▸ RECORD SET:
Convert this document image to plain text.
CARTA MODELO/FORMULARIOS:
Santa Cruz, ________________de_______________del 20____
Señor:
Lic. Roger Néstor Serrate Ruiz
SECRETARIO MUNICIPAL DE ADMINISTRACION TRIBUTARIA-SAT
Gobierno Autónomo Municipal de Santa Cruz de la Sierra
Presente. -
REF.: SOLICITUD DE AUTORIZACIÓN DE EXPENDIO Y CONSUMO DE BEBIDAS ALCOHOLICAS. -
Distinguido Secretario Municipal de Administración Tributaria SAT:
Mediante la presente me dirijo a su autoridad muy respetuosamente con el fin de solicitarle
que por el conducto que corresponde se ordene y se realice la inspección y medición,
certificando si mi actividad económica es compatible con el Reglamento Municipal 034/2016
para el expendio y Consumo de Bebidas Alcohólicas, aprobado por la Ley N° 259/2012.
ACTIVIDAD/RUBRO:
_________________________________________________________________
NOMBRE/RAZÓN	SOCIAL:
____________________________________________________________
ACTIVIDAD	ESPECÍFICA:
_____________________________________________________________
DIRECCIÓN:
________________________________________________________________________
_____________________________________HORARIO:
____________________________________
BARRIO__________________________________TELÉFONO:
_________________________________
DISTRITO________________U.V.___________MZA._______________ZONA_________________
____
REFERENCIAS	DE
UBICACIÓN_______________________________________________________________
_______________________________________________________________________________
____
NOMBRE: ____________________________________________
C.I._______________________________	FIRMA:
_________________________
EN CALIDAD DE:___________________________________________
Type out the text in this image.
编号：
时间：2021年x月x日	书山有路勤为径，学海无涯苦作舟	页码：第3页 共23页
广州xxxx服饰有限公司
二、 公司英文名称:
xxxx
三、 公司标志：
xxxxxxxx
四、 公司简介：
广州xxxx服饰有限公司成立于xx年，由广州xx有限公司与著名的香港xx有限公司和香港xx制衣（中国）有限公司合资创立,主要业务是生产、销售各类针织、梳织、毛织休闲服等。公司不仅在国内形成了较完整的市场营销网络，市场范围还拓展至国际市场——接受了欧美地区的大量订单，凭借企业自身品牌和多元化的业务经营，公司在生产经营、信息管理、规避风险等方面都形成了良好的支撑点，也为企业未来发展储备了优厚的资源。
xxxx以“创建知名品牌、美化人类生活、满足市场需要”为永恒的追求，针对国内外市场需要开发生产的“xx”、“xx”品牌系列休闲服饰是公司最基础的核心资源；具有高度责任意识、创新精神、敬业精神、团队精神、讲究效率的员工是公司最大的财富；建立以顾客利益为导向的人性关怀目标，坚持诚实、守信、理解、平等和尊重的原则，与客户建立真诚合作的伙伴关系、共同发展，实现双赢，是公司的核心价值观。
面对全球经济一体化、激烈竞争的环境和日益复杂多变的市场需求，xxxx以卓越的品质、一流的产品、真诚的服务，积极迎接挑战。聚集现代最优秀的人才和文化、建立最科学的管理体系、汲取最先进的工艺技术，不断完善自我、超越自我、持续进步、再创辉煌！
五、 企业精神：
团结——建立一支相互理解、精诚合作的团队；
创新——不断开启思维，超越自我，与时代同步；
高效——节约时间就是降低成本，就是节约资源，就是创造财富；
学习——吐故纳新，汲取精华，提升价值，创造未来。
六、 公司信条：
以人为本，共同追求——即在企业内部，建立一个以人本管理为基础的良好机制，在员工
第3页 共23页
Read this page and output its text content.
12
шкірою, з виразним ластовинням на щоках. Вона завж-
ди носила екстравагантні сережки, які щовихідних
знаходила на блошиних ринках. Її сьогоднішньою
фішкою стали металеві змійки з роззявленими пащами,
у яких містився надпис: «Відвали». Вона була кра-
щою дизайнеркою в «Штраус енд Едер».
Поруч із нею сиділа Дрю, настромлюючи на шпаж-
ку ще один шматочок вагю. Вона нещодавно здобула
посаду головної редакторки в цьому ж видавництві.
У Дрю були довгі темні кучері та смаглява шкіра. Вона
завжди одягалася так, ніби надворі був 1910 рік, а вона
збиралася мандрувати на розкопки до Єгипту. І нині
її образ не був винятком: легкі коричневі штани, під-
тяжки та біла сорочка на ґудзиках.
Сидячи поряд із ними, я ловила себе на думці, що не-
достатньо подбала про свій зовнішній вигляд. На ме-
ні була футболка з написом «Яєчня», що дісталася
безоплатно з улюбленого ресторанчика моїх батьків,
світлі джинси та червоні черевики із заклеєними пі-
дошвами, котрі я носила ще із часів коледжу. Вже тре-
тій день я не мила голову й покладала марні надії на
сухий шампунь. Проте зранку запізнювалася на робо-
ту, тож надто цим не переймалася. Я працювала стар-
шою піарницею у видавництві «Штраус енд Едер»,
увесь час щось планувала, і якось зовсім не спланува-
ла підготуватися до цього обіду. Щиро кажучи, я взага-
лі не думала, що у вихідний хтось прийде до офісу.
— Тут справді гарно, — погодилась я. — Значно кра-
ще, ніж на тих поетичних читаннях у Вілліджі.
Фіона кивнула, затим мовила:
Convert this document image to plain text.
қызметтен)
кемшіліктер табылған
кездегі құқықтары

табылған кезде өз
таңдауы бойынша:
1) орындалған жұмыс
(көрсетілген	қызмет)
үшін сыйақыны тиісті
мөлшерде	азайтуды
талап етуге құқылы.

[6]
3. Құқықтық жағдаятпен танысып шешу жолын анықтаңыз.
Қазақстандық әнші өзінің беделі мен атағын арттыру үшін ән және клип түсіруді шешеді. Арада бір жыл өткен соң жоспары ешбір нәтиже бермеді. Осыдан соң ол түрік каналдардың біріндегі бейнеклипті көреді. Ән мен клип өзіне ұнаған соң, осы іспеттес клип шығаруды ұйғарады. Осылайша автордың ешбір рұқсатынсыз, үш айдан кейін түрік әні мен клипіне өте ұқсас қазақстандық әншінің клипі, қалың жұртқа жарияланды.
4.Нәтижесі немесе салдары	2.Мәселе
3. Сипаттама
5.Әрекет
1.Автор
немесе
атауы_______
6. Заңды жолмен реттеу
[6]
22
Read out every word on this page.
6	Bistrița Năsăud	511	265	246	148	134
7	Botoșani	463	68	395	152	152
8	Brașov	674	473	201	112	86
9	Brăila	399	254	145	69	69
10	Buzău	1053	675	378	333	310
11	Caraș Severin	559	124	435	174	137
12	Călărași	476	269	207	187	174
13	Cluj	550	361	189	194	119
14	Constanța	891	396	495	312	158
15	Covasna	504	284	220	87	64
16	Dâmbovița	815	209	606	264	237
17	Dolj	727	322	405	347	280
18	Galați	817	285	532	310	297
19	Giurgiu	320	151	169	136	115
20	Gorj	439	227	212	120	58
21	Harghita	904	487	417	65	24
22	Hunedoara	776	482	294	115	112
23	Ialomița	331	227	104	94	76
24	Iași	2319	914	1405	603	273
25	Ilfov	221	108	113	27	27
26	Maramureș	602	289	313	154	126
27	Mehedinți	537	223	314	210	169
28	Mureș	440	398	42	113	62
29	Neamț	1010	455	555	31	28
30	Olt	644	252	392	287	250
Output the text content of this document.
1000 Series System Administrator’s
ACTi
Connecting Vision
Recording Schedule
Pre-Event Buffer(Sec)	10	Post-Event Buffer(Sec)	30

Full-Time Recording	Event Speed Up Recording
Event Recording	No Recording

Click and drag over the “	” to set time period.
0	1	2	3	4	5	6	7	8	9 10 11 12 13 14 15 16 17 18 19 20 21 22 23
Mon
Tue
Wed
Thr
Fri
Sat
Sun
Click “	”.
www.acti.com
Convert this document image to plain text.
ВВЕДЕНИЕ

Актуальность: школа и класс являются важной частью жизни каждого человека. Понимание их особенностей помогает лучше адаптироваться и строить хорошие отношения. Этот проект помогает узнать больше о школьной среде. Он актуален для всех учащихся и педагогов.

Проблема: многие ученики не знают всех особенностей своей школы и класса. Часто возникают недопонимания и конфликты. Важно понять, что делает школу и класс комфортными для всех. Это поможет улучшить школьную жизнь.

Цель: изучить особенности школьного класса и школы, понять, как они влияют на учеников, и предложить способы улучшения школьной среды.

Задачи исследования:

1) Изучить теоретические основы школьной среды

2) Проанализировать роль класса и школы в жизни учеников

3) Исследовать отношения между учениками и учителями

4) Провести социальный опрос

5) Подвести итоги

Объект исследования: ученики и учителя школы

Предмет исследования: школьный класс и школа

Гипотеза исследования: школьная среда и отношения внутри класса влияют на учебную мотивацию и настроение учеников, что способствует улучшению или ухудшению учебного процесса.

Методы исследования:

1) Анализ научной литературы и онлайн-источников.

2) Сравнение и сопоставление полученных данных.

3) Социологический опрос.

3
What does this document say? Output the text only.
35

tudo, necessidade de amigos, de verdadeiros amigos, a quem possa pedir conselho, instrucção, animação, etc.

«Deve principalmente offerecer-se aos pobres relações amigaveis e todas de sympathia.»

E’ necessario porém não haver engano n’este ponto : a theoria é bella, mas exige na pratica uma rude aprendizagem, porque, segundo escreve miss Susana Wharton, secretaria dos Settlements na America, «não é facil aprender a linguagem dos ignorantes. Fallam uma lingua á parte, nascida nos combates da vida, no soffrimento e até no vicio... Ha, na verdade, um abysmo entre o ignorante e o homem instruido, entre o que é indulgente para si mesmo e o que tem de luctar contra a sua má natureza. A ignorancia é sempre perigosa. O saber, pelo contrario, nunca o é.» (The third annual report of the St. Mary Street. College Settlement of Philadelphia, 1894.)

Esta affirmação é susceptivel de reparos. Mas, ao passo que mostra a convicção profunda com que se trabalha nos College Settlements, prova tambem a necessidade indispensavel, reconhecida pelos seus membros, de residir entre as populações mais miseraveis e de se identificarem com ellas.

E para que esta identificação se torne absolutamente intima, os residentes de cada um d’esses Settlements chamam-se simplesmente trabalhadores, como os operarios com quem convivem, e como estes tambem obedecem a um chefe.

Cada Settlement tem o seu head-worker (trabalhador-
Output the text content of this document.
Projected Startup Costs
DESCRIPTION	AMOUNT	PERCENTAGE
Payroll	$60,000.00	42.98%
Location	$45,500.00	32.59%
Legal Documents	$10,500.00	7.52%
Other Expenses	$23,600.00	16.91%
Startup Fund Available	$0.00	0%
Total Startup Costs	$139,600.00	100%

▸ AIM: Select the lines in this material that hold the word "опрос", leaving none out.

▸ THE COMPLETED TASK:
4) Провести социальный опрос
3) Социологический опрос.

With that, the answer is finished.